> _Directive_
Which lines in the records below contain the string "connecting", with case counting? Collect each of those lines in full.

▽

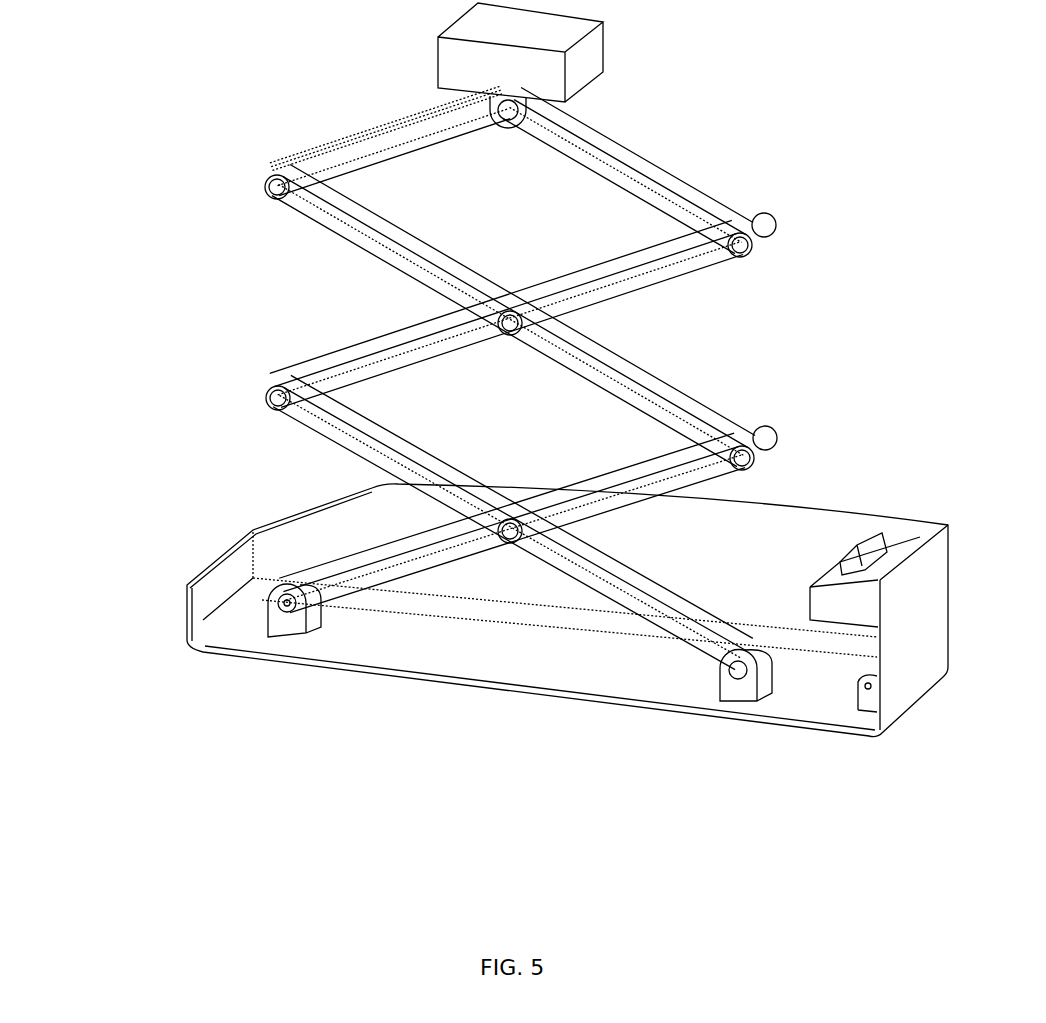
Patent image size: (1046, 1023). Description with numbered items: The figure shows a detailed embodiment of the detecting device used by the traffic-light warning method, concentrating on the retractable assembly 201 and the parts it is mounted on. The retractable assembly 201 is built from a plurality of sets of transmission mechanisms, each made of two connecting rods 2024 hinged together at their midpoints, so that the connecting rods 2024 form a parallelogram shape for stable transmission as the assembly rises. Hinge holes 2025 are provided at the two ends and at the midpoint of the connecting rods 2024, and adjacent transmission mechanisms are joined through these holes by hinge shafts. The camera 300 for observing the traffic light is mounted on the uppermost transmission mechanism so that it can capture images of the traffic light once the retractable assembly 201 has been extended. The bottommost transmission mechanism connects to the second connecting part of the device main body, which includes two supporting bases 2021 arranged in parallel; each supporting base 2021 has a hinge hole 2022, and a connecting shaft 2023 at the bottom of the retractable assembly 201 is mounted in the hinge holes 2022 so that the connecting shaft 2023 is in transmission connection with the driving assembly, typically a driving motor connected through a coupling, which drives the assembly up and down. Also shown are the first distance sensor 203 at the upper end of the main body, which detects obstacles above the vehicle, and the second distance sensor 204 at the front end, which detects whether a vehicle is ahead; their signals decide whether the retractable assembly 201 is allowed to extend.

The camera 300 is at (438, 60).
The retractable assembly 201 is at (667, 208).
The first distance sensor 203 is at (872, 540).
The second distance sensor 204 is at (183, 600).
The supporting base 2021 is at (277, 622).
The hinge hole 2022 is at (287, 615).
The connecting shaft 2023 is at (280, 605).
The connecting rod 2024 is at (588, 592).
The hinge hole 2025 is at (267, 397).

△

> _Answer to this task_
Patent image size: (1046, 1023). Description with numbered items: The figure shows a detailed embodiment of the detecting device used by the traffic-light warning method, concentrating on the retractable assembly 201 and the parts it is mounted on. The retractable assembly 201 is built from a plurality of sets of transmission mechanisms, each made of two connecting rods 2024 hinged together at their midpoints, so that the connecting rods 2024 form a parallelogram shape for stable transmission as the assembly rises. Hinge holes 2025 are provided at the two ends and at the midpoint of the connecting rods 2024, and adjacent transmission mechanisms are joined through these holes by hinge shafts. The camera 300 for observing the traffic light is mounted on the uppermost transmission mechanism so that it can capture images of the traffic light once the retractable assembly 201 has been extended. The bottommost transmission mechanism connects to the second connecting part of the device main body, which includes two supporting bases 2021 arranged in parallel; each supporting base 2021 has a hinge hole 2022, and a connecting shaft 2023 at the bottom of the retractable assembly 201 is mounted in the hinge holes 2022 so that the connecting shaft 2023 is in transmission connection with the driving assembly, typically a driving motor connected through a coupling, which drives the assembly up and down. Also shown are the first distance sensor 203 at the upper end of the main body, which detects obstacles above the vehicle, and the second distance sensor 204 at the front end, which detects whether a vehicle is ahead; their signals decide whether the retractable assembly 201 is allowed to extend.
The connecting shaft 2023 is at (280, 605).
The connecting rod 2024 is at (588, 592).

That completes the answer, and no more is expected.